▶ What this task involves:
Return each line of the material verbatim.

▶ Supplied records:
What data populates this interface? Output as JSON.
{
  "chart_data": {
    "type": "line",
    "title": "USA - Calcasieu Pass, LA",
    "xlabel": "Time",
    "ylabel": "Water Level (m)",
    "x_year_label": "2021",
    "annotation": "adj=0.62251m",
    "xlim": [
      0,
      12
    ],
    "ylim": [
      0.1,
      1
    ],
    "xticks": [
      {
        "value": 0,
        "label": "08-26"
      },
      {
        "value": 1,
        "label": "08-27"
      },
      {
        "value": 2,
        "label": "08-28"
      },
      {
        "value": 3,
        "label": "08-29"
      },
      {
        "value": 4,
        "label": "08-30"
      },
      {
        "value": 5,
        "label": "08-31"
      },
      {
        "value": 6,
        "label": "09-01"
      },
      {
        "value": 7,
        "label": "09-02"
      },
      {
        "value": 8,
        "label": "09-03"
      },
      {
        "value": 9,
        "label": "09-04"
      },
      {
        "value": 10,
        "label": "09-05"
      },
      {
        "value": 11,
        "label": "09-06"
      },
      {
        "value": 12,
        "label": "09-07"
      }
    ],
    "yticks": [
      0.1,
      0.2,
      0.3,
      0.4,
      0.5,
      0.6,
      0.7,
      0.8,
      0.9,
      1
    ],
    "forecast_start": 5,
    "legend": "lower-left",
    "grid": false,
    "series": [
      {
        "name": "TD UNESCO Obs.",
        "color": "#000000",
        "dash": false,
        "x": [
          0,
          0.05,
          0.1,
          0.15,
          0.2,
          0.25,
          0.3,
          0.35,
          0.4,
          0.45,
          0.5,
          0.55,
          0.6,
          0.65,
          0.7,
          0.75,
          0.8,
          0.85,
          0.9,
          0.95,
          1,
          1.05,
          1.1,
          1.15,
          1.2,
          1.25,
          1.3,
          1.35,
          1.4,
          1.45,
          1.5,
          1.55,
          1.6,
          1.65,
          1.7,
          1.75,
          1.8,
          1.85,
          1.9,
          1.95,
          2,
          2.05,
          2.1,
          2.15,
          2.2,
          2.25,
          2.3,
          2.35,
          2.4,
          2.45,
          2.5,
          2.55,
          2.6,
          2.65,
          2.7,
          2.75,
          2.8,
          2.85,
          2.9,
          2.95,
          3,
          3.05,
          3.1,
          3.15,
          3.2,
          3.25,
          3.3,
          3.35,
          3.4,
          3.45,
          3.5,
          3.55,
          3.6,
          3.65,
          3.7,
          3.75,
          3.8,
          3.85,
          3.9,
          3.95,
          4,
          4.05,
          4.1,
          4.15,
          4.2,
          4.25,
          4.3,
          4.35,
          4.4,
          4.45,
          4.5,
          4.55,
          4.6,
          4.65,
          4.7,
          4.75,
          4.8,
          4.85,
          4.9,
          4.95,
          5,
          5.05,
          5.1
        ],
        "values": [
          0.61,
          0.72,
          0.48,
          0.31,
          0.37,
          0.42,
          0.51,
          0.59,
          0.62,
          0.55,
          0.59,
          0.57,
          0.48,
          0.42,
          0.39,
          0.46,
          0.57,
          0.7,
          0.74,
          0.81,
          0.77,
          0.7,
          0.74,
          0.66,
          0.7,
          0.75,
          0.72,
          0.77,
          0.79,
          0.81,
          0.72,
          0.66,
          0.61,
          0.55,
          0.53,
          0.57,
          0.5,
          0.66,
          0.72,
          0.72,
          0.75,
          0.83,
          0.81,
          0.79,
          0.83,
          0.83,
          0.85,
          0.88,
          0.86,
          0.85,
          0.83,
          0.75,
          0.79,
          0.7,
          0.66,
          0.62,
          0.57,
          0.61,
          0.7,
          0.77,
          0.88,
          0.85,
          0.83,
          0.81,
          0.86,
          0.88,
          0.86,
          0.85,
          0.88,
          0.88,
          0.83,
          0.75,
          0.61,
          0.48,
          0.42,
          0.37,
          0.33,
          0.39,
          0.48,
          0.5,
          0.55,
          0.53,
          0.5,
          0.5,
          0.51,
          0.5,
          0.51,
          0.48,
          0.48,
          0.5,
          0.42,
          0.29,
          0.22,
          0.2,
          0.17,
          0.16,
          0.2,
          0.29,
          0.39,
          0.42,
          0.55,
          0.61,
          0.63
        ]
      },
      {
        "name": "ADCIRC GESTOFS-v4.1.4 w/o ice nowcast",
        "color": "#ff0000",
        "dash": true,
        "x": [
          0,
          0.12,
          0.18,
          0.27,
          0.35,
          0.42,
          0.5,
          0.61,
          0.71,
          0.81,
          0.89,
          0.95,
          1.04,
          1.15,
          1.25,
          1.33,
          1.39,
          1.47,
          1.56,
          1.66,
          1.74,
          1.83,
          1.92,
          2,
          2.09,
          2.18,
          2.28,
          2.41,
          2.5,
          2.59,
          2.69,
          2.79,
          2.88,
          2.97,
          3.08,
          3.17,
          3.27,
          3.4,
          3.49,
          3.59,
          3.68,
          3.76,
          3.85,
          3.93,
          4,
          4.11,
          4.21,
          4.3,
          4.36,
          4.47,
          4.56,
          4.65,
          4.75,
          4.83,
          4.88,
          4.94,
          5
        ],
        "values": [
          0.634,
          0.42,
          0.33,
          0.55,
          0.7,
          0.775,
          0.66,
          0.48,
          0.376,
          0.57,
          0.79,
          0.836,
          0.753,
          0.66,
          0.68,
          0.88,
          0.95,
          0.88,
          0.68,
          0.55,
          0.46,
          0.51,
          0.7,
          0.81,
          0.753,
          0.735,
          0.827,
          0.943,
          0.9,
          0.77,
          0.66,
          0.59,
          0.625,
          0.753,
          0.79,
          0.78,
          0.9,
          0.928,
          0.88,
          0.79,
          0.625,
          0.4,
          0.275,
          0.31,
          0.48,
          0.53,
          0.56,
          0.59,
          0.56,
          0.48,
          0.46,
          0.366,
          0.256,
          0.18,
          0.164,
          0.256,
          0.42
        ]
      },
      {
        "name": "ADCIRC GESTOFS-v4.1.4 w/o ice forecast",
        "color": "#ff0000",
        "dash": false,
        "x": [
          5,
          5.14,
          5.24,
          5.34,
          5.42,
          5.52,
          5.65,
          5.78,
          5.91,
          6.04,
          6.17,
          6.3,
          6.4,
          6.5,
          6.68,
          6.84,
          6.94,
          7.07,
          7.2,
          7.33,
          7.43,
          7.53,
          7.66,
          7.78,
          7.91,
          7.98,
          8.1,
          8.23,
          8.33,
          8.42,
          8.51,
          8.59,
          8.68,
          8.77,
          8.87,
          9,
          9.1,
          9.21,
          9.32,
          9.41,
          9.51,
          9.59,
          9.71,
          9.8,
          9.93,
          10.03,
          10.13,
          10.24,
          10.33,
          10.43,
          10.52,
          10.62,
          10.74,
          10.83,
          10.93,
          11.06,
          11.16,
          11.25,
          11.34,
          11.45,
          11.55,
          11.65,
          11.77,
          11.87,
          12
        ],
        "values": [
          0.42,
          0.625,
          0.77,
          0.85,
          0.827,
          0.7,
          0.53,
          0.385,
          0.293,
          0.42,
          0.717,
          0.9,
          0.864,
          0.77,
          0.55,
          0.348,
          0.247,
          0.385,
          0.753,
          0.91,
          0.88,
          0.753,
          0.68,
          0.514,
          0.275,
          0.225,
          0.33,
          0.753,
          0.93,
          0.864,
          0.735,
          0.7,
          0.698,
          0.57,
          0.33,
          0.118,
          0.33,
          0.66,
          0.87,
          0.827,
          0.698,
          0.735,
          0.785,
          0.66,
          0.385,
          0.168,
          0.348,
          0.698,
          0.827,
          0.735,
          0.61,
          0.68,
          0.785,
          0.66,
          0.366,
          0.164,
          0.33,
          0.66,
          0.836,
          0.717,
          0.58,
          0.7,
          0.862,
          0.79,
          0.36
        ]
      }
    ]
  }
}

▶ Exercise response:
What data populates this interface? Output as JSON.
{
  "chart_data": {
    "type": "line",
    "title": "USA - Calcasieu Pass, LA",
    "xlabel": "Time",
    "ylabel": "Water Level (m)",
    "x_year_label": "2021",
    "annotation": "adj=0.62251m",
    "xlim": [
      0,
      12
    ],
    "ylim": [
      0.1,
      1
    ],
    "xticks": [
      {
        "value": 0,
        "label": "08-26"
      },
      {
        "value": 1,
        "label": "08-27"
      },
      {
        "value": 2,
        "label": "08-28"
      },
      {
        "value": 3,
        "label": "08-29"
      },
      {
        "value": 4,
        "label": "08-30"
      },
      {
        "value": 5,
        "label": "08-31"
      },
      {
        "value": 6,
        "label": "09-01"
      },
      {
        "value": 7,
        "label": "09-02"
      },
      {
        "value": 8,
        "label": "09-03"
      },
      {
        "value": 9,
        "label": "09-04"
      },
      {
        "value": 10,
        "label": "09-05"
      },
      {
        "value": 11,
        "label": "09-06"
      },
      {
        "value": 12,
        "label": "09-07"
      }
    ],
    "yticks": [
      0.1,
      0.2,
      0.3,
      0.4,
      0.5,
      0.6,
      0.7,
      0.8,
      0.9,
      1
    ],
    "forecast_start": 5,
    "legend": "lower-left",
    "grid": false,
    "series": [
      {
        "name": "TD UNESCO Obs.",
        "color": "#000000",
        "dash": false,
        "x": [
          0,
          0.05,
          0.1,
          0.15,
          0.2,
          0.25,
          0.3,
          0.35,
          0.4,
          0.45,
          0.5,
          0.55,
          0.6,
          0.65,
          0.7,
          0.75,
          0.8,
          0.85,
          0.9,
          0.95,
          1,
          1.05,
          1.1,
          1.15,
          1.2,
          1.25,
          1.3,
          1.35,
          1.4,
          1.45,
          1.5,
          1.55,
          1.6,
          1.65,
          1.7,
          1.75,
          1.8,
          1.85,
          1.9,
          1.95,
          2,
          2.05,
          2.1,
          2.15,
          2.2,
          2.25,
          2.3,
          2.35,
          2.4,
          2.45,
          2.5,
          2.55,
          2.6,
          2.65,
          2.7,
          2.75,
          2.8,
          2.85,
          2.9,
          2.95,
          3,
          3.05,
          3.1,
          3.15,
          3.2,
          3.25,
          3.3,
          3.35,
          3.4,
          3.45,
          3.5,
          3.55,
          3.6,
          3.65,
          3.7,
          3.75,
          3.8,
          3.85,
          3.9,
          3.95,
          4,
          4.05,
          4.1,
          4.15,
          4.2,
          4.25,
          4.3,
          4.35,
          4.4,
          4.45,
          4.5,
          4.55,
          4.6,
          4.65,
          4.7,
          4.75,
          4.8,
          4.85,
          4.9,
          4.95,
          5,
          5.05,
          5.1
        ],
        "values": [
          0.61,
          0.72,
          0.48,
          0.31,
          0.37,
          0.42,
          0.51,
          0.59,
          0.62,
          0.55,
          0.59,
          0.57,
          0.48,
          0.42,
          0.39,
          0.46,
          0.57,
          0.7,
          0.74,
          0.81,
          0.77,
          0.7,
          0.74,
          0.66,
          0.7,
          0.75,
          0.72,
          0.77,
          0.79,
          0.81,
          0.72,
          0.66,
          0.61,
          0.55,
          0.53,
          0.57,
          0.5,
          0.66,
          0.72,
          0.72,
          0.75,
          0.83,
          0.81,
          0.79,
          0.83,
          0.83,
          0.85,
          0.88,
          0.86,
          0.85,
          0.83,
          0.75,
          0.79,
          0.7,
          0.66,
          0.62,
          0.57,
          0.61,
          0.7,
          0.77,
          0.88,
          0.85,
          0.83,
          0.81,
          0.86,
          0.88,
          0.86,
          0.85,
          0.88,
          0.88,
          0.83,
          0.75,
          0.61,
          0.48,
          0.42,
          0.37,
          0.33,
          0.39,
          0.48,
          0.5,
          0.55,
          0.53,
          0.5,
          0.5,
          0.51,
          0.5,
          0.51,
          0.48,
          0.48,
          0.5,
          0.42,
          0.29,
          0.22,
          0.2,
          0.17,
          0.16,
          0.2,
          0.29,
          0.39,
          0.42,
          0.55,
          0.61,
          0.63
        ]
      },
      {
        "name": "ADCIRC GESTOFS-v4.1.4 w/o ice nowcast",
        "color": "#ff0000",
        "dash": true,
        "x": [
          0,
          0.12,
          0.18,
          0.27,
          0.35,
          0.42,
          0.5,
          0.61,
          0.71,
          0.81,
          0.89,
          0.95,
          1.04,
          1.15,
          1.25,
          1.33,
          1.39,
          1.47,
          1.56,
          1.66,
          1.74,
          1.83,
          1.92,
          2,
          2.09,
          2.18,
          2.28,
          2.41,
          2.5,
          2.59,
          2.69,
          2.79,
          2.88,
          2.97,
          3.08,
          3.17,
          3.27,
          3.4,
          3.49,
          3.59,
          3.68,
          3.76,
          3.85,
          3.93,
          4,
          4.11,
          4.21,
          4.3,
          4.36,
          4.47,
          4.56,
          4.65,
          4.75,
          4.83,
          4.88,
          4.94,
          5
        ],
        "values": [
          0.634,
          0.42,
          0.33,
          0.55,
          0.7,
          0.775,
          0.66,
          0.48,
          0.376,
          0.57,
          0.79,
          0.836,
          0.753,
          0.66,
          0.68,
          0.88,
          0.95,
          0.88,
          0.68,
          0.55,
          0.46,
          0.51,
          0.7,
          0.81,
          0.753,
          0.735,
          0.827,
          0.943,
          0.9,
          0.77,
          0.66,
          0.59,
          0.625,
          0.753,
          0.79,
          0.78,
          0.9,
          0.928,
          0.88,
          0.79,
          0.625,
          0.4,
          0.275,
          0.31,
          0.48,
          0.53,
          0.56,
          0.59,
          0.56,
          0.48,
          0.46,
          0.366,
          0.256,
          0.18,
          0.164,
          0.256,
          0.42
        ]
      },
      {
        "name": "ADCIRC GESTOFS-v4.1.4 w/o ice forecast",
        "color": "#ff0000",
        "dash": false,
        "x": [
          5,
          5.14,
          5.24,
          5.34,
          5.42,
          5.52,
          5.65,
          5.78,
          5.91,
          6.04,
          6.17,
          6.3,
          6.4,
          6.5,
          6.68,
          6.84,
          6.94,
          7.07,
          7.2,
          7.33,
          7.43,
          7.53,
          7.66,
          7.78,
          7.91,
          7.98,
          8.1,
          8.23,
          8.33,
          8.42,
          8.51,
          8.59,
          8.68,
          8.77,
          8.87,
          9,
          9.1,
          9.21,
          9.32,
          9.41,
          9.51,
          9.59,
          9.71,
          9.8,
          9.93,
          10.03,
          10.13,
          10.24,
          10.33,
          10.43,
          10.52,
          10.62,
          10.74,
          10.83,
          10.93,
          11.06,
          11.16,
          11.25,
          11.34,
          11.45,
          11.55,
          11.65,
          11.77,
          11.87,
          12
        ],
        "values": [
          0.42,
          0.625,
          0.77,
          0.85,
          0.827,
          0.7,
          0.53,
          0.385,
          0.293,
          0.42,
          0.717,
          0.9,
          0.864,
          0.77,
          0.55,
          0.348,
          0.247,
          0.385,
          0.753,
          0.91,
          0.88,
          0.753,
          0.68,
          0.514,
          0.275,
          0.225,
          0.33,
          0.753,
          0.93,
          0.864,
          0.735,
          0.7,
          0.698,
          0.57,
          0.33,
          0.118,
          0.33,
          0.66,
          0.87,
          0.827,
          0.698,
          0.735,
          0.785,
          0.66,
          0.385,
          0.168,
          0.348,
          0.698,
          0.827,
          0.735,
          0.61,
          0.68,
          0.785,
          0.66,
          0.366,
          0.164,
          0.33,
          0.66,
          0.836,
          0.717,
          0.58,
          0.7,
          0.862,
          0.79,
          0.36
        ]
      }
    ]
  }
}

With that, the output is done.